Dataset rows
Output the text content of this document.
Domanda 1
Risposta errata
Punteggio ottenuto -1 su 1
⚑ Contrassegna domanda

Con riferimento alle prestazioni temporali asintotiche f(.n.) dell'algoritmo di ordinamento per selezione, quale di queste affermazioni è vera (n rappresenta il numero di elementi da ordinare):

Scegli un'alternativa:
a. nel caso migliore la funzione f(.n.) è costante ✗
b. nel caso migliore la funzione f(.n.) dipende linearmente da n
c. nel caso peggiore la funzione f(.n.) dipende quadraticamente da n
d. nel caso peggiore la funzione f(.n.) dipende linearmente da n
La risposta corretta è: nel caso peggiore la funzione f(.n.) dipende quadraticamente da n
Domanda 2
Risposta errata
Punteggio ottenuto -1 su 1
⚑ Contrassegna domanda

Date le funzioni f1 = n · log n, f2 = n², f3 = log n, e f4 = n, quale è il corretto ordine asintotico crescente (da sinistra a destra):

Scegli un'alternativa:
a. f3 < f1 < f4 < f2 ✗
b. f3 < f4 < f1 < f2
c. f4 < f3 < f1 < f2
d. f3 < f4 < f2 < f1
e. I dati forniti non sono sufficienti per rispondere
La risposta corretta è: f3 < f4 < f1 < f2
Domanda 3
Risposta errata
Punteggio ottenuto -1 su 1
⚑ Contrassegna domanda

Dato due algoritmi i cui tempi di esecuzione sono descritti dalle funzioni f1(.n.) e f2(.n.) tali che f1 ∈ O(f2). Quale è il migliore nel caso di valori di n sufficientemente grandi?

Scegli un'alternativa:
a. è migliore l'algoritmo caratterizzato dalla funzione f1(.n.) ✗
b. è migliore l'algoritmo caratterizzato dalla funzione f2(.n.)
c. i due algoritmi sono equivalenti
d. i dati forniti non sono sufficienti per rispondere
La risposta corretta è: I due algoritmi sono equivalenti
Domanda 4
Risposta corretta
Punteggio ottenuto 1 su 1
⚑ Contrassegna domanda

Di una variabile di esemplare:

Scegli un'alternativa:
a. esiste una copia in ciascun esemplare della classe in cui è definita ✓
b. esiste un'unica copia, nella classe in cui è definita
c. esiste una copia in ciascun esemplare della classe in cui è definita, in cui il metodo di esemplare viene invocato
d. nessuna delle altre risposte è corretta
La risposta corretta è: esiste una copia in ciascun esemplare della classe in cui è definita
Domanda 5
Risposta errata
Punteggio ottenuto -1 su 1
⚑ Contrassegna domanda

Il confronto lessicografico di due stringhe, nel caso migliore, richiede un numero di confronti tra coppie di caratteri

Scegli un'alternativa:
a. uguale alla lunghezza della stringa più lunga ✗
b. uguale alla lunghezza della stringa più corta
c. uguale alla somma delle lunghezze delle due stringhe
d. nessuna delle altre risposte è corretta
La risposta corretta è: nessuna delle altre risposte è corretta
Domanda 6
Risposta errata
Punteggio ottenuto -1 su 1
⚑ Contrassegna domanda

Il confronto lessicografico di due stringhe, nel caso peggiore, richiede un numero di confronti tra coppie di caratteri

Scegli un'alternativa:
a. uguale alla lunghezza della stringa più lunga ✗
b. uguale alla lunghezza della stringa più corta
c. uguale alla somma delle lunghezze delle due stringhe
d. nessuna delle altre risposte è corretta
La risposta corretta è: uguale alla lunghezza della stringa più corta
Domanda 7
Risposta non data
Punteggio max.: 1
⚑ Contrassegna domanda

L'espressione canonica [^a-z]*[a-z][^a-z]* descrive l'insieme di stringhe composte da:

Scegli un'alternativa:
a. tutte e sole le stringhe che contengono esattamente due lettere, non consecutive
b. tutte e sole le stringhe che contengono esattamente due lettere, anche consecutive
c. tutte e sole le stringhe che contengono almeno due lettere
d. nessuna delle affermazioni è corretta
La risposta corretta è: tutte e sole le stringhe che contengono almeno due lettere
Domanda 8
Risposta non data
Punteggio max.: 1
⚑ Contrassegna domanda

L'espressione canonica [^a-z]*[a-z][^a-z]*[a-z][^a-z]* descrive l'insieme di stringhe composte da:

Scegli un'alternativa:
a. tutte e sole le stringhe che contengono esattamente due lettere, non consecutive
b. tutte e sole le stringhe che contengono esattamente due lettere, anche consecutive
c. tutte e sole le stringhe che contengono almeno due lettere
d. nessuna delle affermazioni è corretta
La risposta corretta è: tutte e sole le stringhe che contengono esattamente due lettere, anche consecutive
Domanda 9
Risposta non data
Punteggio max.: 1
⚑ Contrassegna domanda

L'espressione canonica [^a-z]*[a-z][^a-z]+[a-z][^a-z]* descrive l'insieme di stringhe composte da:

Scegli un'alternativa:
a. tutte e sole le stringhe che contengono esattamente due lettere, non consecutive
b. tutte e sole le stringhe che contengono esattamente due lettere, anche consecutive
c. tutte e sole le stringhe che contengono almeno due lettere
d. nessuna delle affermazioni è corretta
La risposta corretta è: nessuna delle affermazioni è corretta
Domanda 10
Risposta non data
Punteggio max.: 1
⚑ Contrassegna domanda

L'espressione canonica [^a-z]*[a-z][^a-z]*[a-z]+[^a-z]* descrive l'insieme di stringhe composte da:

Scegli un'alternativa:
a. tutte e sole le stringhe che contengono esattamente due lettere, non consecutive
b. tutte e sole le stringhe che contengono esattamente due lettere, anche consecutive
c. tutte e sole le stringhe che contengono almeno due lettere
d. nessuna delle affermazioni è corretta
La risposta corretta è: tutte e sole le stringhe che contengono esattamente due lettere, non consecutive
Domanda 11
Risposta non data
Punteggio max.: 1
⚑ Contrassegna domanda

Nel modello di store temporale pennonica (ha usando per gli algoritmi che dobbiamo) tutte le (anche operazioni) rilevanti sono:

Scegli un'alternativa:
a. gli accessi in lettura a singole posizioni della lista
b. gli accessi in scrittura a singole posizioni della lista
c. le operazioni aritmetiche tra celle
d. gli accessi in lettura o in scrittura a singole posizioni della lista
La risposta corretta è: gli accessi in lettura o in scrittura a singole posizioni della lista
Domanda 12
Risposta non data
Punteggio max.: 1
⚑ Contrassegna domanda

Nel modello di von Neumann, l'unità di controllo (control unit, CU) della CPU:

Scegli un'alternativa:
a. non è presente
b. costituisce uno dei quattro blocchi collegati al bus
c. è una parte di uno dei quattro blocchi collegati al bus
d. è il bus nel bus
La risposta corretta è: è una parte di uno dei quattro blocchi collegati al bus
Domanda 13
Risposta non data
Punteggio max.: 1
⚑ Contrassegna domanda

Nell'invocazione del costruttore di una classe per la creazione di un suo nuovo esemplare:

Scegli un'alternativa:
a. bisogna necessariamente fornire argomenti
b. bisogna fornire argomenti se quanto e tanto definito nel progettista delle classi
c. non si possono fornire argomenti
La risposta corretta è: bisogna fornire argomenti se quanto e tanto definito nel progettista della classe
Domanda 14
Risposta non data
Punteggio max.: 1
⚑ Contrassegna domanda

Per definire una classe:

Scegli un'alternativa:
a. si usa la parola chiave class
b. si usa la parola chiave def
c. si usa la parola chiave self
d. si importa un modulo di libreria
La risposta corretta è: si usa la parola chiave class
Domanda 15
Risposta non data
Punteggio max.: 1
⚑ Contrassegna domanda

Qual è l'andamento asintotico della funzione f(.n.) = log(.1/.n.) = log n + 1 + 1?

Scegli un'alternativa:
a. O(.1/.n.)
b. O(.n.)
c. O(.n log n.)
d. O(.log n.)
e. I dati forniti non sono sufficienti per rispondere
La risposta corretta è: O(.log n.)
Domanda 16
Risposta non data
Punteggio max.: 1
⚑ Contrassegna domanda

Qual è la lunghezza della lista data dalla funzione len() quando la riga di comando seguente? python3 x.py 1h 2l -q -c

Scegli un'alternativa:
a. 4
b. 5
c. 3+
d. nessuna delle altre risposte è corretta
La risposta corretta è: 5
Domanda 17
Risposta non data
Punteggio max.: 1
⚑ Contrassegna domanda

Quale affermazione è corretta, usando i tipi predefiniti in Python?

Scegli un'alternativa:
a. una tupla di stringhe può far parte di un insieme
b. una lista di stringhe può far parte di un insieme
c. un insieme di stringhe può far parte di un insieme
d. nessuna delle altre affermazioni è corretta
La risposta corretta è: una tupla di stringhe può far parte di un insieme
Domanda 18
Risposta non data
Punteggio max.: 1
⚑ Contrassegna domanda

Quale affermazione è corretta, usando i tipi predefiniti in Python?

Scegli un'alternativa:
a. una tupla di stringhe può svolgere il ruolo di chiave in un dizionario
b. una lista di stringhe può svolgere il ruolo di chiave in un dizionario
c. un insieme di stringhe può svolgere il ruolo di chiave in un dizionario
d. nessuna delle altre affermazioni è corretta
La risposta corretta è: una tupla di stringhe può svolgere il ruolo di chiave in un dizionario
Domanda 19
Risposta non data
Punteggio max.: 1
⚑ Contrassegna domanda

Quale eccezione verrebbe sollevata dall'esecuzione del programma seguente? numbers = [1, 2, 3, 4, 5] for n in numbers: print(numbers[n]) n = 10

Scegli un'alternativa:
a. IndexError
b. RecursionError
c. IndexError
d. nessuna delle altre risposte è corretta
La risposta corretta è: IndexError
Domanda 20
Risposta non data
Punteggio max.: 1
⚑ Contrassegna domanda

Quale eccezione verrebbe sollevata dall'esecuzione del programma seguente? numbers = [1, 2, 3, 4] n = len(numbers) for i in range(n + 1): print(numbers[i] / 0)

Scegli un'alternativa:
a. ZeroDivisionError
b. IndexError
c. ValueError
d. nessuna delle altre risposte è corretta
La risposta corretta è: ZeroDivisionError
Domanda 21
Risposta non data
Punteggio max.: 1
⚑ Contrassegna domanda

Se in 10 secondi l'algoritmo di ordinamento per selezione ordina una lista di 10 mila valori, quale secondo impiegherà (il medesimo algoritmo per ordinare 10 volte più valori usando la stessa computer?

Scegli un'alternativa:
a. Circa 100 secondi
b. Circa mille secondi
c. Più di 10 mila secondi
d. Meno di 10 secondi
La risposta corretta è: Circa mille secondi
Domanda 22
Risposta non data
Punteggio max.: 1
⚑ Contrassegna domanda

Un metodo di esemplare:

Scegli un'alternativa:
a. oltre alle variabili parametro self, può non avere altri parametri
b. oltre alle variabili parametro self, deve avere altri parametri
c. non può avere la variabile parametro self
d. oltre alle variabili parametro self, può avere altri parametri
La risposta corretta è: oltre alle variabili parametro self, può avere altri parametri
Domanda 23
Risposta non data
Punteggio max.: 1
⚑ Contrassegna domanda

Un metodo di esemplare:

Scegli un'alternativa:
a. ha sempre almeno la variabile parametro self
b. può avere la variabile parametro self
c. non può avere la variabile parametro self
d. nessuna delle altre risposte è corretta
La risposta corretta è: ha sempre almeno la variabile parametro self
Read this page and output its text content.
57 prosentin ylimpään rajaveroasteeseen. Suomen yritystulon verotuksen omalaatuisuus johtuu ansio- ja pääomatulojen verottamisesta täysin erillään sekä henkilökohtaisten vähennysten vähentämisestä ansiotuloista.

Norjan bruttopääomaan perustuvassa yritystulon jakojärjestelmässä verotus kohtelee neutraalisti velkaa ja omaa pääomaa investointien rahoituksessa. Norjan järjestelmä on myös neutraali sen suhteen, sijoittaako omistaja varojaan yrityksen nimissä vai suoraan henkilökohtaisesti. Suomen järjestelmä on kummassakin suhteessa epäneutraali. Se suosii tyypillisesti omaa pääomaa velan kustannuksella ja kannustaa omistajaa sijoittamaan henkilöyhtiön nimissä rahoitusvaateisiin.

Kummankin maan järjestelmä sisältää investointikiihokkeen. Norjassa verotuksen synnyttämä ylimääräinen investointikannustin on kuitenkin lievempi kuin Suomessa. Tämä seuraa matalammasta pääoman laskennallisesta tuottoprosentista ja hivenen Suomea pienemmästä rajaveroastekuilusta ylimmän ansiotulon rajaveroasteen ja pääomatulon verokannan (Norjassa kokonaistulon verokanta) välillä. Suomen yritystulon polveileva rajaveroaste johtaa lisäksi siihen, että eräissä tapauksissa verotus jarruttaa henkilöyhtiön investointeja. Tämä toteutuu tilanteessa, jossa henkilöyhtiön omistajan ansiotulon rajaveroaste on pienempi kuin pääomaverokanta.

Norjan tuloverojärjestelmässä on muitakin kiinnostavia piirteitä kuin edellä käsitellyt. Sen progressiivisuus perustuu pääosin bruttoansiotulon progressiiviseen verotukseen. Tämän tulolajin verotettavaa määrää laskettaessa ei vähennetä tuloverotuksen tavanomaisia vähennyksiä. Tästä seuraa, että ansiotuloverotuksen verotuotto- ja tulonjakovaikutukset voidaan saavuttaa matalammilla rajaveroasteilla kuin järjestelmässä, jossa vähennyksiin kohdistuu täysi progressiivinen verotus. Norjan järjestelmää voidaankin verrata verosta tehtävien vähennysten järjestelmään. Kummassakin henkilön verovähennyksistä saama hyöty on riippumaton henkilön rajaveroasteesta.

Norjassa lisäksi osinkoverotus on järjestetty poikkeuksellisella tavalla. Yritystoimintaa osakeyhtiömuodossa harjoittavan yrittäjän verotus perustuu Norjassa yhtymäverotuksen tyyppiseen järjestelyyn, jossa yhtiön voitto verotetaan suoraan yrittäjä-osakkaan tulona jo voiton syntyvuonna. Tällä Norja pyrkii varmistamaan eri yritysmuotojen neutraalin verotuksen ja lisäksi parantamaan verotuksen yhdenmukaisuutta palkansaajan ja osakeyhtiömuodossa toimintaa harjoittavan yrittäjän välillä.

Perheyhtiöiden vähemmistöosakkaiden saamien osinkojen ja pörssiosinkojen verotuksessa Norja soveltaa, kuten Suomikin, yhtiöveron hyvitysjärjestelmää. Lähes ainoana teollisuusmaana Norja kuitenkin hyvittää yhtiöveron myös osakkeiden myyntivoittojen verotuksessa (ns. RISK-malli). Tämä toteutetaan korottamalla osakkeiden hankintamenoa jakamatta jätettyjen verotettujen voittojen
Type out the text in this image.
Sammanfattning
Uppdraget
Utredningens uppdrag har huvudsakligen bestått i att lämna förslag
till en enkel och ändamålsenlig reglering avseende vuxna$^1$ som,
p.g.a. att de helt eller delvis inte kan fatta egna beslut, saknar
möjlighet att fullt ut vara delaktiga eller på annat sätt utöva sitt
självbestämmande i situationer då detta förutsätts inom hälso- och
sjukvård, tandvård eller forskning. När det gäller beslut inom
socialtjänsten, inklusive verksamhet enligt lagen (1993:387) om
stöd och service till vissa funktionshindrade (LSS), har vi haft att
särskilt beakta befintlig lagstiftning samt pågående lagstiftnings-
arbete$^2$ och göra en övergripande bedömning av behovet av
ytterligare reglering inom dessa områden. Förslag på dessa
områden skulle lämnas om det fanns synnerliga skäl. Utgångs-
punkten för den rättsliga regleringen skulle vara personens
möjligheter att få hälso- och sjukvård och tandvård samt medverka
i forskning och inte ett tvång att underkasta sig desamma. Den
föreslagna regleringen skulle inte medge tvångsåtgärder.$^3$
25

## GIVEN PROBLEM
Filter the records for lines holding the string "content". Copy each one.

## FINAL RESULT
Output the text content of this document.
Read this page and output its text content.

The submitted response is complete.